## Your goal
Below are entries. Pull out all lines containing "Lexicon".

* start Entries provided *

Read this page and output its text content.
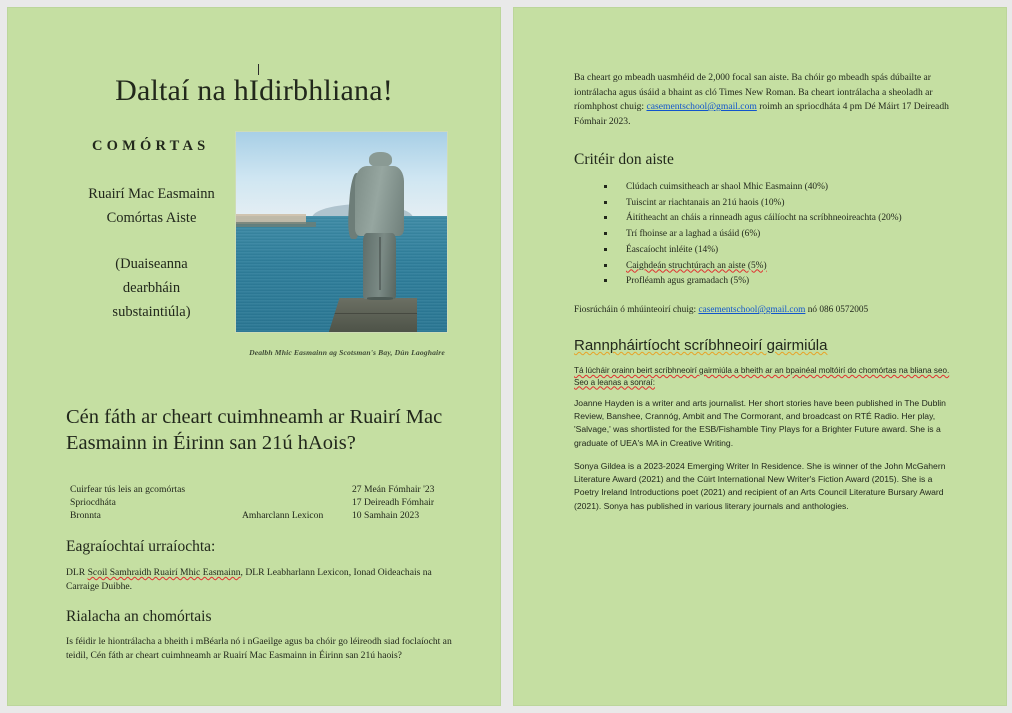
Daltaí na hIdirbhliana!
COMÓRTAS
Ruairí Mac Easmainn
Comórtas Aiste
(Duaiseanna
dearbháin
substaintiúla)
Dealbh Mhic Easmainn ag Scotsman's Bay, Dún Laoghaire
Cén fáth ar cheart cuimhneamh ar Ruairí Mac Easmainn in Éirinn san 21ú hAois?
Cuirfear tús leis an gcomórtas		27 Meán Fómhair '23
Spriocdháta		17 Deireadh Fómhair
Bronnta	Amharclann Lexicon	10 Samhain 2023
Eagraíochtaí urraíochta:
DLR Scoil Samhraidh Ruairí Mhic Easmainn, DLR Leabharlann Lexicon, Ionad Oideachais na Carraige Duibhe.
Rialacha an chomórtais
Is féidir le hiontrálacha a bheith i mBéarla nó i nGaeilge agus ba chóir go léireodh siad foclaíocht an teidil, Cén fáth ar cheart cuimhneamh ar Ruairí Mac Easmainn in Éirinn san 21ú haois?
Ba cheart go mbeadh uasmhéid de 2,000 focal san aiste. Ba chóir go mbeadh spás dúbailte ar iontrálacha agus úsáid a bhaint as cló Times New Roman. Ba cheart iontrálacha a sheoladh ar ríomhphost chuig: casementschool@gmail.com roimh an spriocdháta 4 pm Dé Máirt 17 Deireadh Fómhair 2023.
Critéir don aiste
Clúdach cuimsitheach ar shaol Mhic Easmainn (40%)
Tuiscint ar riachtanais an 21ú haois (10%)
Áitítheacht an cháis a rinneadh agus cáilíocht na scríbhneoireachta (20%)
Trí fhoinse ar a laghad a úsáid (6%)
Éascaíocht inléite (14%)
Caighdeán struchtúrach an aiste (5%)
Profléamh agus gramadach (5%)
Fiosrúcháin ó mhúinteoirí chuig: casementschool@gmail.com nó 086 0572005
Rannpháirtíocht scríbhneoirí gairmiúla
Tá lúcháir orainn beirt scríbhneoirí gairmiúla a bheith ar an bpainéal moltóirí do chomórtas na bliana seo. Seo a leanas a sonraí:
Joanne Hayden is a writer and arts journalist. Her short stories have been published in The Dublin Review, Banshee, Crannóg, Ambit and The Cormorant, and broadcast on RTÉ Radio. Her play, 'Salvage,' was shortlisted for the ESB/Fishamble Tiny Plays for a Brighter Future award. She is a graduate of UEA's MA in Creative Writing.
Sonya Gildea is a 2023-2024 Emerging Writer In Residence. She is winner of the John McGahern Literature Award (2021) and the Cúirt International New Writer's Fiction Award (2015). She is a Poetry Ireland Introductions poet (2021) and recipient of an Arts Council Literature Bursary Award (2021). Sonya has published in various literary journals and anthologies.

* end Entries provided *

## Full response
Bronnta	Amharclann Lexicon	10 Samhain 2023
DLR Scoil Samhraidh Ruairí Mhic Easmainn, DLR Leabharlann Lexicon, Ionad Oideachais na Carraige Duibhe.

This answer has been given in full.